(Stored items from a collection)
-- Start --

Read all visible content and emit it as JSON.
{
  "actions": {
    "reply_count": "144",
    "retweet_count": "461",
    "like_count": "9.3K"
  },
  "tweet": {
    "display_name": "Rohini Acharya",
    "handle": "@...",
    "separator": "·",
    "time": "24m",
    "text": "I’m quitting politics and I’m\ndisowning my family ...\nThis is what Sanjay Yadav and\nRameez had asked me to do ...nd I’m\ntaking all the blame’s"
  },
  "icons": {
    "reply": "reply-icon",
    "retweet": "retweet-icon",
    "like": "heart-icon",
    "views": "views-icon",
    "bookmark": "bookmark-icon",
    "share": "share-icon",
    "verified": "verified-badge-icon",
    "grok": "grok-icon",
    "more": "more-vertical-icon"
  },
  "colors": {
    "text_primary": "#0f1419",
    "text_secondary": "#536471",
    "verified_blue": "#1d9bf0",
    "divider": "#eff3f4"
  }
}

-- End --

WHAT TO WORK ON: Send back each record exactly as it stands.

WRITTEN SOLUTION:
Read all visible content and emit it as JSON.
{
  "actions": {
    "reply_count": "144",
    "retweet_count": "461",
    "like_count": "9.3K"
  },
  "tweet": {
    "display_name": "Rohini Acharya",
    "handle": "@...",
    "separator": "·",
    "time": "24m",
    "text": "I’m quitting politics and I’m\ndisowning my family ...\nThis is what Sanjay Yadav and\nRameez had asked me to do ...nd I’m\ntaking all the blame’s"
  },
  "icons": {
    "reply": "reply-icon",
    "retweet": "retweet-icon",
    "like": "heart-icon",
    "views": "views-icon",
    "bookmark": "bookmark-icon",
    "share": "share-icon",
    "verified": "verified-badge-icon",
    "grok": "grok-icon",
    "more": "more-vertical-icon"
  },
  "colors": {
    "text_primary": "#0f1419",
    "text_secondary": "#536471",
    "verified_blue": "#1d9bf0",
    "divider": "#eff3f4"
  }
}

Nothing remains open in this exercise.